Set down all of the entries word for word, omitting the images they contain.

▼

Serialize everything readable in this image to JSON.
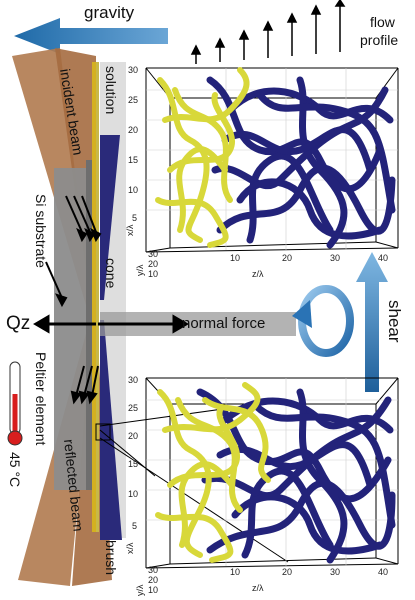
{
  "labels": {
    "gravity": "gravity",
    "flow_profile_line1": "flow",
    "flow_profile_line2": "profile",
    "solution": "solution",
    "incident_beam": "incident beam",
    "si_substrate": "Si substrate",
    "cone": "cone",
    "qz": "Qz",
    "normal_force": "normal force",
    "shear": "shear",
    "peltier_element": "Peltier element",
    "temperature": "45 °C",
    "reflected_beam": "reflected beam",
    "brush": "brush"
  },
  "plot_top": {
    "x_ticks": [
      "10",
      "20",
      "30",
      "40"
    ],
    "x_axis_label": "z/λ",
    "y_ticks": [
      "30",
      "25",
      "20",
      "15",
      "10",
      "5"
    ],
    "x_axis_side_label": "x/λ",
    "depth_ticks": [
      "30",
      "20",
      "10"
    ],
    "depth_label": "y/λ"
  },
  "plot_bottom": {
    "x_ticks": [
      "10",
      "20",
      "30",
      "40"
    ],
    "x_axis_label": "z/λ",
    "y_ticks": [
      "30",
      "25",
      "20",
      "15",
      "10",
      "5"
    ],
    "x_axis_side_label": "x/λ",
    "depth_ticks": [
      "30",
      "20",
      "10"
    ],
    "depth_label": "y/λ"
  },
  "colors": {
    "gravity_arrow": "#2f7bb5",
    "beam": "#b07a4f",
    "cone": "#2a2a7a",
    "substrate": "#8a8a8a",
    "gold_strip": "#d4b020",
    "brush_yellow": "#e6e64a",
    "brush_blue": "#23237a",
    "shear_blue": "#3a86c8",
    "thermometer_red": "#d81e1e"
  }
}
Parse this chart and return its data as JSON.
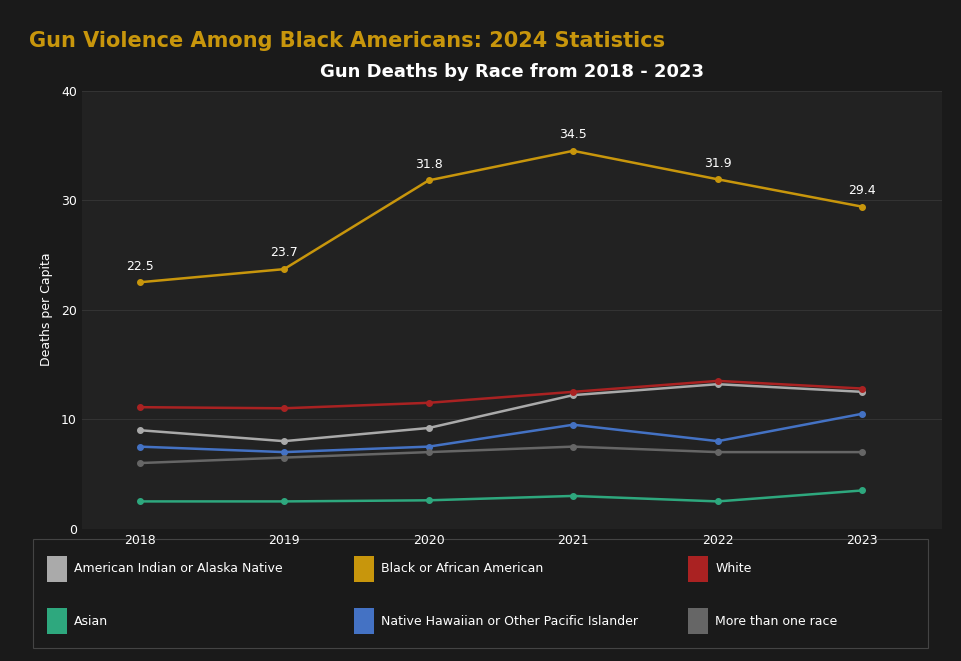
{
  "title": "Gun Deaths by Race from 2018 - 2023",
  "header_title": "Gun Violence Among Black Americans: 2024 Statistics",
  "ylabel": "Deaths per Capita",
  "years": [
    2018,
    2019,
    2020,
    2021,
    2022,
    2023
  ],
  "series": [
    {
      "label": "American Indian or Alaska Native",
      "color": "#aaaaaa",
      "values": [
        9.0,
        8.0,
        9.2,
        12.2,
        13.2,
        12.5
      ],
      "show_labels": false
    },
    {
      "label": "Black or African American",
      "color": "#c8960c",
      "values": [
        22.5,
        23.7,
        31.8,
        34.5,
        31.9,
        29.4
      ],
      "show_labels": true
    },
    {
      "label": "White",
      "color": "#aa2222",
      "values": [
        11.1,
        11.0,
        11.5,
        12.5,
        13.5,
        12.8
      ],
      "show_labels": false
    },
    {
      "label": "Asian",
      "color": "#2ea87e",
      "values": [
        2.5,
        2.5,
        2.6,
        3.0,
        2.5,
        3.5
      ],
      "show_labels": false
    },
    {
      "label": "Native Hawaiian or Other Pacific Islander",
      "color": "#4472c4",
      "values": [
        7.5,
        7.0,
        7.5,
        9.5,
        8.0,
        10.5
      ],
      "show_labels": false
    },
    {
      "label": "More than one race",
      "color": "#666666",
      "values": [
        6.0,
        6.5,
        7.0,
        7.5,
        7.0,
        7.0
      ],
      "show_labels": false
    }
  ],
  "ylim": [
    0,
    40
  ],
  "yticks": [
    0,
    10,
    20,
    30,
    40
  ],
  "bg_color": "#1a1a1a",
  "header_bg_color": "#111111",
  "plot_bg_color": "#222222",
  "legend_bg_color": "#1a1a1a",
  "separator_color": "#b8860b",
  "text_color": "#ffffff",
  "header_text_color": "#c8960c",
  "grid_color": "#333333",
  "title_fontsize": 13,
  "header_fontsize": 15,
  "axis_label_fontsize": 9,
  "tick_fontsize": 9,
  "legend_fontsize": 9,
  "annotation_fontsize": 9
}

▲

Full solution:
Serialize everything readable in this image to JSON.
{
  "labels": {
    "gravity": "gravity",
    "flow_profile_line1": "flow",
    "flow_profile_line2": "profile",
    "solution": "solution",
    "incident_beam": "incident beam",
    "si_substrate": "Si substrate",
    "cone": "cone",
    "qz": "Qz",
    "normal_force": "normal force",
    "shear": "shear",
    "peltier_element": "Peltier element",
    "temperature": "45 °C",
    "reflected_beam": "reflected beam",
    "brush": "brush"
  },
  "plot_top": {
    "x_ticks": [
      "10",
      "20",
      "30",
      "40"
    ],
    "x_axis_label": "z/λ",
    "y_ticks": [
      "30",
      "25",
      "20",
      "15",
      "10",
      "5"
    ],
    "x_axis_side_label": "x/λ",
    "depth_ticks": [
      "30",
      "20",
      "10"
    ],
    "depth_label": "y/λ"
  },
  "plot_bottom": {
    "x_ticks": [
      "10",
      "20",
      "30",
      "40"
    ],
    "x_axis_label": "z/λ",
    "y_ticks": [
      "30",
      "25",
      "20",
      "15",
      "10",
      "5"
    ],
    "x_axis_side_label": "x/λ",
    "depth_ticks": [
      "30",
      "20",
      "10"
    ],
    "depth_label": "y/λ"
  },
  "colors": {
    "gravity_arrow": "#2f7bb5",
    "beam": "#b07a4f",
    "cone": "#2a2a7a",
    "substrate": "#8a8a8a",
    "gold_strip": "#d4b020",
    "brush_yellow": "#e6e64a",
    "brush_blue": "#23237a",
    "shear_blue": "#3a86c8",
    "thermometer_red": "#d81e1e"
  }
}
Parse this chart and return its data as JSON.
{
  "title": "Gun Deaths by Race from 2018 - 2023",
  "header_title": "Gun Violence Among Black Americans: 2024 Statistics",
  "ylabel": "Deaths per Capita",
  "years": [
    2018,
    2019,
    2020,
    2021,
    2022,
    2023
  ],
  "series": [
    {
      "label": "American Indian or Alaska Native",
      "color": "#aaaaaa",
      "values": [
        9.0,
        8.0,
        9.2,
        12.2,
        13.2,
        12.5
      ],
      "show_labels": false
    },
    {
      "label": "Black or African American",
      "color": "#c8960c",
      "values": [
        22.5,
        23.7,
        31.8,
        34.5,
        31.9,
        29.4
      ],
      "show_labels": true
    },
    {
      "label": "White",
      "color": "#aa2222",
      "values": [
        11.1,
        11.0,
        11.5,
        12.5,
        13.5,
        12.8
      ],
      "show_labels": false
    },
    {
      "label": "Asian",
      "color": "#2ea87e",
      "values": [
        2.5,
        2.5,
        2.6,
        3.0,
        2.5,
        3.5
      ],
      "show_labels": false
    },
    {
      "label": "Native Hawaiian or Other Pacific Islander",
      "color": "#4472c4",
      "values": [
        7.5,
        7.0,
        7.5,
        9.5,
        8.0,
        10.5
      ],
      "show_labels": false
    },
    {
      "label": "More than one race",
      "color": "#666666",
      "values": [
        6.0,
        6.5,
        7.0,
        7.5,
        7.0,
        7.0
      ],
      "show_labels": false
    }
  ],
  "ylim": [
    0,
    40
  ],
  "yticks": [
    0,
    10,
    20,
    30,
    40
  ],
  "bg_color": "#1a1a1a",
  "header_bg_color": "#111111",
  "plot_bg_color": "#222222",
  "legend_bg_color": "#1a1a1a",
  "separator_color": "#b8860b",
  "text_color": "#ffffff",
  "header_text_color": "#c8960c",
  "grid_color": "#333333",
  "title_fontsize": 13,
  "header_fontsize": 15,
  "axis_label_fontsize": 9,
  "tick_fontsize": 9,
  "legend_fontsize": 9,
  "annotation_fontsize": 9
}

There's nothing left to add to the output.